### TEXT BLOCK
= = = = =

Seared Salmon with Steamed Green Beans and Brown Rice

This is an example of a meal that Solin would create to include in your personalized meal plan.

Seared Salmon with Steamed Green Beans and Brown Rice

YOUR SOLIN GENERATED RECIPE

Seared Salmon with Steamed Green Beans and Brown Rice

Pan-seared wild salmon served with nutty brown rice and steamed green beans, finished with a squeeze of zesty lemon.

NUTRITION

464kcal
Protein
46.1g
Fat
18.8g
Carbs
27.1g

SERVINGS

1 serving

INGREDIENTS

7.5 ounces Wild Salmon Fillet

1/3 cup cooked Brown Rice

1 cup fresh Green Beans

1 teaspoon Avocado Oil

1 tablespoon fresh Lemon Juice

Pinch of Sea Salt and Black Pepper

PREPARATION

  • 1

    Pat the salmon fillet dry with a paper towel and season both sides with sea salt and black pepper.

  • 2

    Heat the avocado oil in a stainless steel or cast iron skillet over medium-high heat until shimmering.

  • 3

    Place the salmon skin-side down in the skillet and press gently with a spatula to ensure even contact.

= = = = =

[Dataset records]
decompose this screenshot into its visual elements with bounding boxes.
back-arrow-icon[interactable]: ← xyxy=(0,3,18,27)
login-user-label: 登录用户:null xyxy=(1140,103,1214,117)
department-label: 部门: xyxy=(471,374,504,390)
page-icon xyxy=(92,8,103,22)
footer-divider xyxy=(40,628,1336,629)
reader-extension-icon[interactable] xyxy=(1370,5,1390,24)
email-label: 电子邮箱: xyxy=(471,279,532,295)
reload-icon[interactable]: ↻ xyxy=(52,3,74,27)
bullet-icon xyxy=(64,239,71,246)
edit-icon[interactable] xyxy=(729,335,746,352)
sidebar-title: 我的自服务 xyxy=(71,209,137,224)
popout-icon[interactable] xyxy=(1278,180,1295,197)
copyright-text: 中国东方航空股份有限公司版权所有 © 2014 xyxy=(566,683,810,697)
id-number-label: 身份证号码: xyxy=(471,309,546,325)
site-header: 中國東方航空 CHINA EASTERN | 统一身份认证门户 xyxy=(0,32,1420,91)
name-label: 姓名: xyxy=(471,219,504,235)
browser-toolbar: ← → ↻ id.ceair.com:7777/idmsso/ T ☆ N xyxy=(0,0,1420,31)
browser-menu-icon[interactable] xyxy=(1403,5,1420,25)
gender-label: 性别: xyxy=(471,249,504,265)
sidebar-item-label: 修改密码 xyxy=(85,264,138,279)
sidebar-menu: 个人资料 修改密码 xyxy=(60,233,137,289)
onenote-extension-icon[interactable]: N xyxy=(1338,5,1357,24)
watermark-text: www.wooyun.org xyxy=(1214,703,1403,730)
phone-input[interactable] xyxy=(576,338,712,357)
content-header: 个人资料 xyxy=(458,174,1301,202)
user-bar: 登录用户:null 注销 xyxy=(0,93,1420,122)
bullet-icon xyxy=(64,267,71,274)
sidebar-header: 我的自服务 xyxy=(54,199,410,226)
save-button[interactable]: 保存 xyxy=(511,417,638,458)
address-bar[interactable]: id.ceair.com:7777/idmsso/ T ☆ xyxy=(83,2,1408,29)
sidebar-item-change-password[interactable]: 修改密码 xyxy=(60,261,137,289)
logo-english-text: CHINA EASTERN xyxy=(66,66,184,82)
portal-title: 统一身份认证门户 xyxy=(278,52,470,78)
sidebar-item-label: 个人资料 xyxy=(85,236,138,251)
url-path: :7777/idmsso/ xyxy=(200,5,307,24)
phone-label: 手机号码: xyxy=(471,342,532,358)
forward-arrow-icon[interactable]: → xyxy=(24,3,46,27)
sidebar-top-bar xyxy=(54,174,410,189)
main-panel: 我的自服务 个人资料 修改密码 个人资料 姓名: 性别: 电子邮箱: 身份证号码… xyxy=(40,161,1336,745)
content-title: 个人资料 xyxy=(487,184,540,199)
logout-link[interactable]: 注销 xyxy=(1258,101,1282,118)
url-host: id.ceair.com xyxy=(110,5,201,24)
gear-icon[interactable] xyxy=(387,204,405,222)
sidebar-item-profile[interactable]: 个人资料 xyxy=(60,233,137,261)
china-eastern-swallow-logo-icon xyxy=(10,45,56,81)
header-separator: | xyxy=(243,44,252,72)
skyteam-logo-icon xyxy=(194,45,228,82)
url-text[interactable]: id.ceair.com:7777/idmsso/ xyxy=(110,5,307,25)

= = = = =

### STUDY QUESTIONS
[A] In the seared salmon recipe, how much avocado oil is listed among the ingredients?
[B] Continue the seared salmon recipe from where it stops.

### ANSWERS PER TASK
[A] 1 teaspoon

[B]
  • 4

    Sear for 4 to 5 minutes until the skin is crispy and golden, then carefully flip the fillet.

  • 5

    Cook for an additional 2 to 3 minutes on the other side until the salmon reaches your desired level of doneness.

  • 6

    While the salmon is searing, place the green beans in a steamer basket over boiling water and steam for 5 minutes until tender-crisp.

  • 7

    Warm the pre-cooked brown rice in a small pot or microwave until heated through.

  • 8

    Serve the seared salmon alongside the brown rice and steamed green beans, drizzling the fresh lemon juice over the fish just before eating.